» Problem
Copy out every line of the records where the string "történik" occurs.

======== Source records ========

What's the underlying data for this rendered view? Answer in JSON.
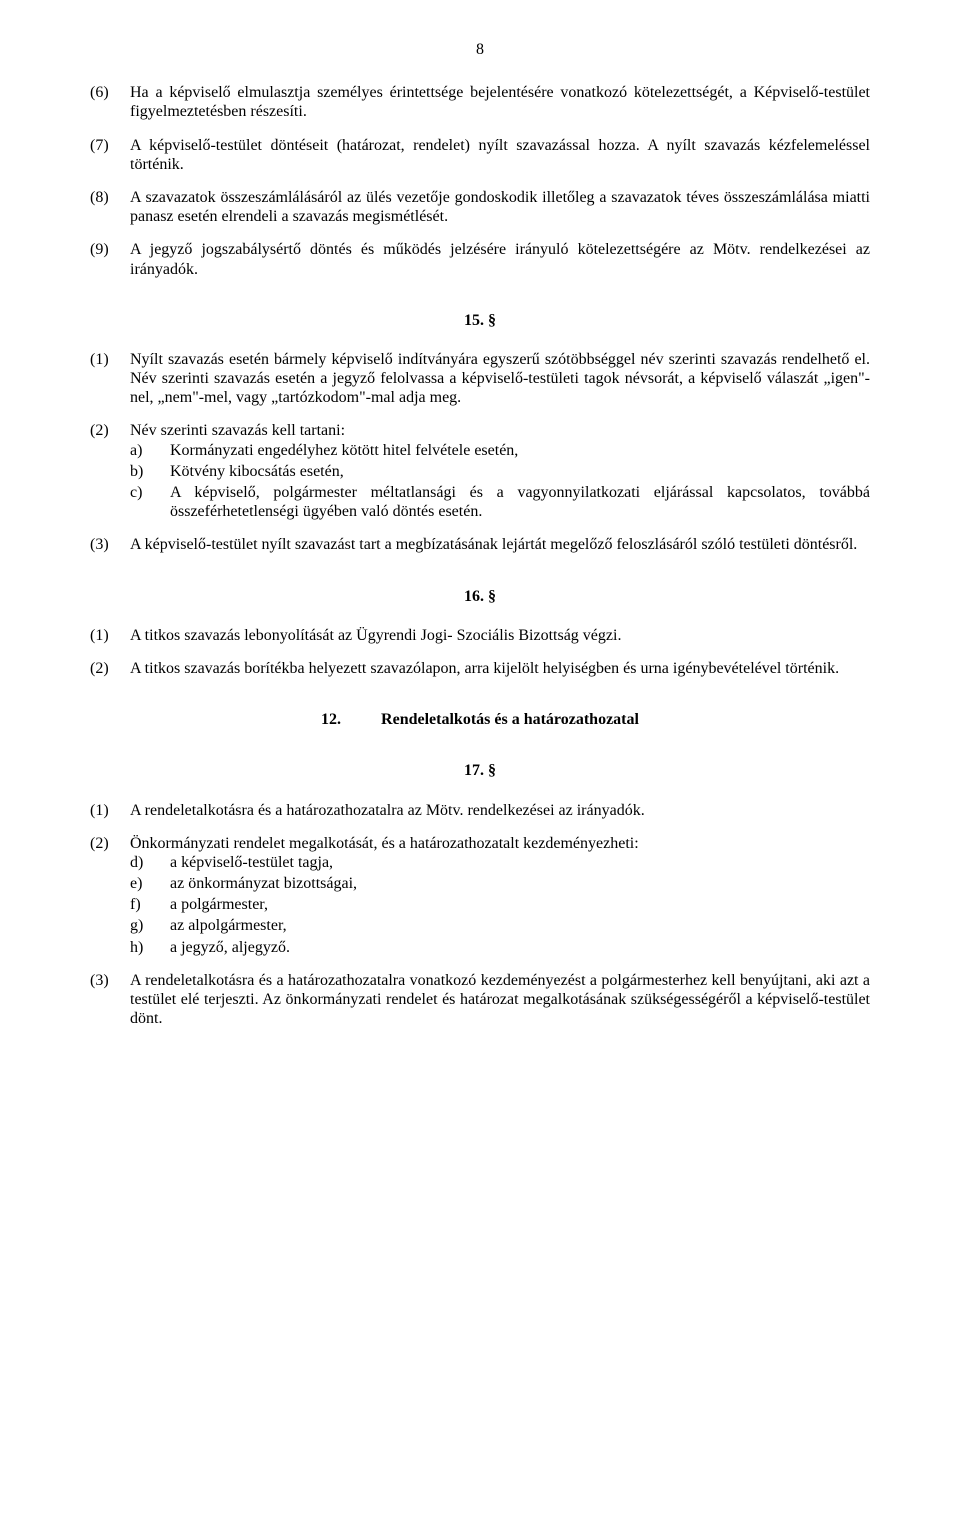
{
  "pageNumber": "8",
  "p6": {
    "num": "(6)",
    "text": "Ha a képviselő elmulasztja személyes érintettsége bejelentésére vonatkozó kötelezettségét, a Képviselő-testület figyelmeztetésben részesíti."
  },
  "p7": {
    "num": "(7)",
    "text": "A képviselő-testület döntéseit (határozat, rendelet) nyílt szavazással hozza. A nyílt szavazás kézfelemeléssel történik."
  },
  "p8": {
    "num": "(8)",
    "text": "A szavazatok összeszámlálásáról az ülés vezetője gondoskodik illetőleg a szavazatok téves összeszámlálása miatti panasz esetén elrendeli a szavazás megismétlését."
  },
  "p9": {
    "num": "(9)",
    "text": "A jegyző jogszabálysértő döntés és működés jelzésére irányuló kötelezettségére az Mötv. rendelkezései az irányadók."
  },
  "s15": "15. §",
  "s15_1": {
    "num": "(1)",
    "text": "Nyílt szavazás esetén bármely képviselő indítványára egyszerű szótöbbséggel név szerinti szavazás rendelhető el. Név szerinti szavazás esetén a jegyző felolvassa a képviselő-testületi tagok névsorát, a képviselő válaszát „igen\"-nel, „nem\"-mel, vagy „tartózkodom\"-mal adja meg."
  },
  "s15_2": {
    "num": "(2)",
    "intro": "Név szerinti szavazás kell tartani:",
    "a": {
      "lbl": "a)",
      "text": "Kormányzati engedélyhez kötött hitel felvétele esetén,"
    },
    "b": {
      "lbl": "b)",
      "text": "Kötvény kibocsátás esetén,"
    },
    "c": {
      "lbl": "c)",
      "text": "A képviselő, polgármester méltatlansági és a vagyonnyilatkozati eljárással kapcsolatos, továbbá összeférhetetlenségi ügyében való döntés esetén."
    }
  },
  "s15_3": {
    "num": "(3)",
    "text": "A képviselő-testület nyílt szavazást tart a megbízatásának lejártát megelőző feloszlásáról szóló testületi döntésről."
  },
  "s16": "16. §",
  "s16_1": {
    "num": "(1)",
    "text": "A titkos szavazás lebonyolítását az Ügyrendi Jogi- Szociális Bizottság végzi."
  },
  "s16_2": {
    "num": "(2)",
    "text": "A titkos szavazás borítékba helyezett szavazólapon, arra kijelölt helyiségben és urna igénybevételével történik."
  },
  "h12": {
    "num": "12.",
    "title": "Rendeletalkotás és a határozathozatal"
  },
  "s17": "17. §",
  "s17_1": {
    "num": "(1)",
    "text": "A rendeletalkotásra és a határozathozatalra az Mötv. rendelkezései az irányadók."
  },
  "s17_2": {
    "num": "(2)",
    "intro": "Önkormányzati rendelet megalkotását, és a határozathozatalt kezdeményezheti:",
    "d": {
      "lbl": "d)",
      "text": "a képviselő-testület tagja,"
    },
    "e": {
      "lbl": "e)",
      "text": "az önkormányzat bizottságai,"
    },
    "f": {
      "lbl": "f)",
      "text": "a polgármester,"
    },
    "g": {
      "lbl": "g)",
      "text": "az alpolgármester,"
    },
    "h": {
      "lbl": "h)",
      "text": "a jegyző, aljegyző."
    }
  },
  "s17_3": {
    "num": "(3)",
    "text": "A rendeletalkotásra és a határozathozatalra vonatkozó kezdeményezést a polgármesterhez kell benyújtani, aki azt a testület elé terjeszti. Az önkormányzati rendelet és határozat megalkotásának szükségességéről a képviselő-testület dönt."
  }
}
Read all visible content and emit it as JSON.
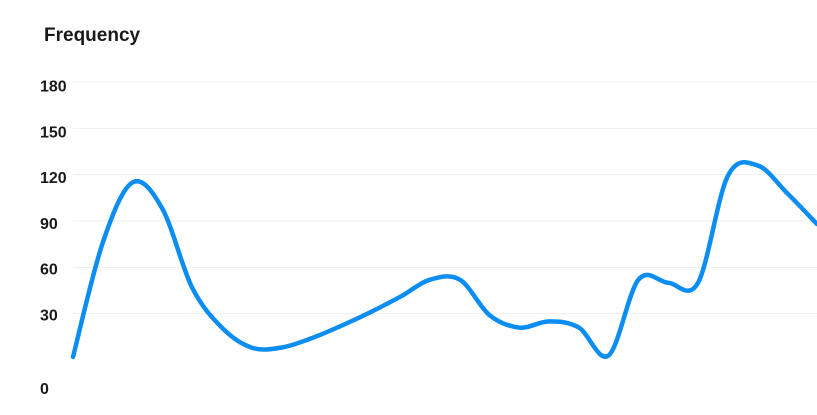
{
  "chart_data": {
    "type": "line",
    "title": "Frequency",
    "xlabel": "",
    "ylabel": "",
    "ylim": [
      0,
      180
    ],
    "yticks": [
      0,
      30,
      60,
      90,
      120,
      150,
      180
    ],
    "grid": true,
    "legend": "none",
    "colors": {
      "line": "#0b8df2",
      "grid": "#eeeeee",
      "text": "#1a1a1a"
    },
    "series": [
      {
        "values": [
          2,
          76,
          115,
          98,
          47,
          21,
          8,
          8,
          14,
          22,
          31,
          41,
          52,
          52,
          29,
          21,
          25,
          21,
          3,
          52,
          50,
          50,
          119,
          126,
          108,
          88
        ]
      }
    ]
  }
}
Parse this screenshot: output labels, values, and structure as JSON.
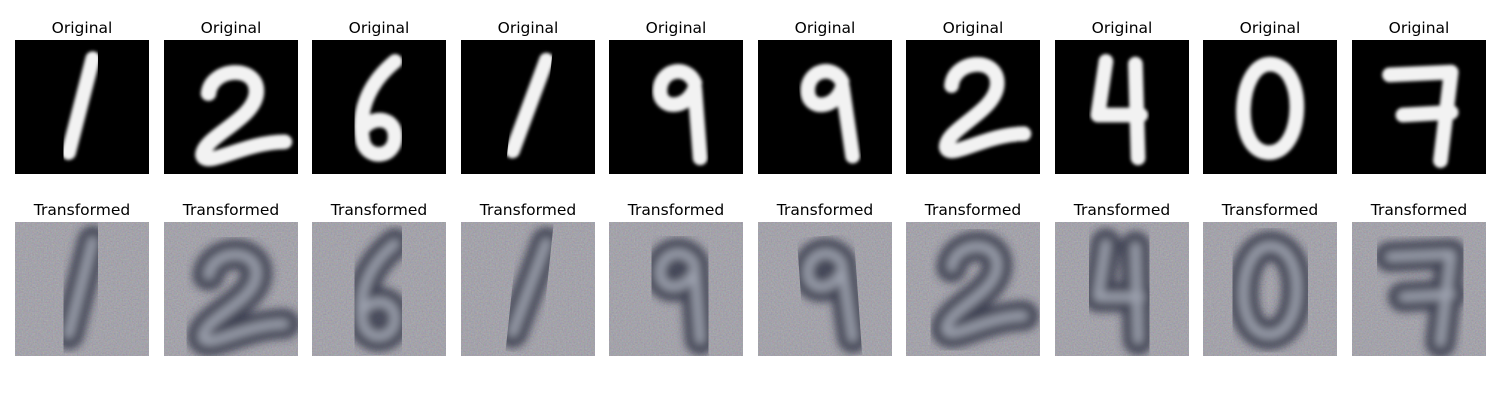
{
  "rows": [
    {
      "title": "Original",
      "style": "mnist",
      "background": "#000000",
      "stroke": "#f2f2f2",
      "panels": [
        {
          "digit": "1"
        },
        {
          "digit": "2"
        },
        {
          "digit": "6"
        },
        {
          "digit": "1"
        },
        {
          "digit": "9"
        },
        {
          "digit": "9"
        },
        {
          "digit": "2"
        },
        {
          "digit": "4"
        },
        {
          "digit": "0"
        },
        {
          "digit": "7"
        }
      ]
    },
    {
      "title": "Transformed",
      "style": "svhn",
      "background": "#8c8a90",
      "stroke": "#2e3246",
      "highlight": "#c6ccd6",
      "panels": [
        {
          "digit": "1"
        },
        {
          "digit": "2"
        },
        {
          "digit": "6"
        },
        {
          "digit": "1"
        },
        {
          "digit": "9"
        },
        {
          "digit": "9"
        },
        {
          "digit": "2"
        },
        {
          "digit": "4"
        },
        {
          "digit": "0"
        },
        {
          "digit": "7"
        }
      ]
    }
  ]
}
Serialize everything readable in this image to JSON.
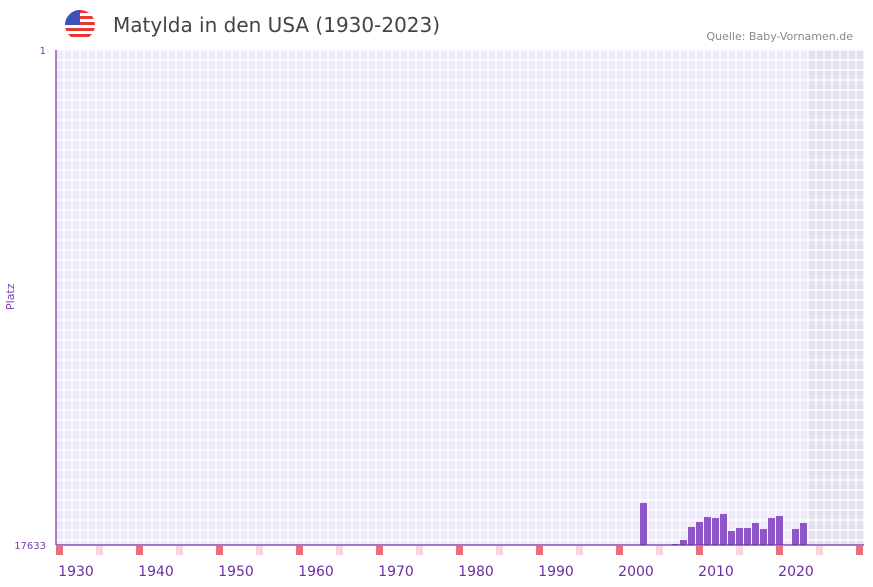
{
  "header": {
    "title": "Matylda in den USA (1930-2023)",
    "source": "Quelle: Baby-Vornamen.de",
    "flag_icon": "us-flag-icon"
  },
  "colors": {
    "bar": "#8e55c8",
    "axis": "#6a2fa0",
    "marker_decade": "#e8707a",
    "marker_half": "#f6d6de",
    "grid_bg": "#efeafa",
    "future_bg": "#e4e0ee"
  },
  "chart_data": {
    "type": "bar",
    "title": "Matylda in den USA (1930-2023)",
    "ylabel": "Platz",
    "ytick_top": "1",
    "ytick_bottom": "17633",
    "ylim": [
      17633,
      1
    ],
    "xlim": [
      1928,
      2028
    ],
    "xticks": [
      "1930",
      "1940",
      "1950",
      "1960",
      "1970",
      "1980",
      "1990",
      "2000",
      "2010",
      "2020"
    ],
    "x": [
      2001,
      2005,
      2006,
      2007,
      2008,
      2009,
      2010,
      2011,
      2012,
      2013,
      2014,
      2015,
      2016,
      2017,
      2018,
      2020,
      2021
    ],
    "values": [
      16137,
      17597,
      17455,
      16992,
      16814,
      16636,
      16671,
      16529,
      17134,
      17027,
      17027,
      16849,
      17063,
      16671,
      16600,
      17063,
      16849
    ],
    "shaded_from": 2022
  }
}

========

» Output of the task
    "text": "A képviselő-testület döntéseit (határozat, rendelet) nyílt szavazással hozza. A nyílt szavazás kézfelemeléssel történik."
    "text": "A titkos szavazás borítékba helyezett szavazólapon, arra kijelölt helyiségben és urna igénybevételével történik."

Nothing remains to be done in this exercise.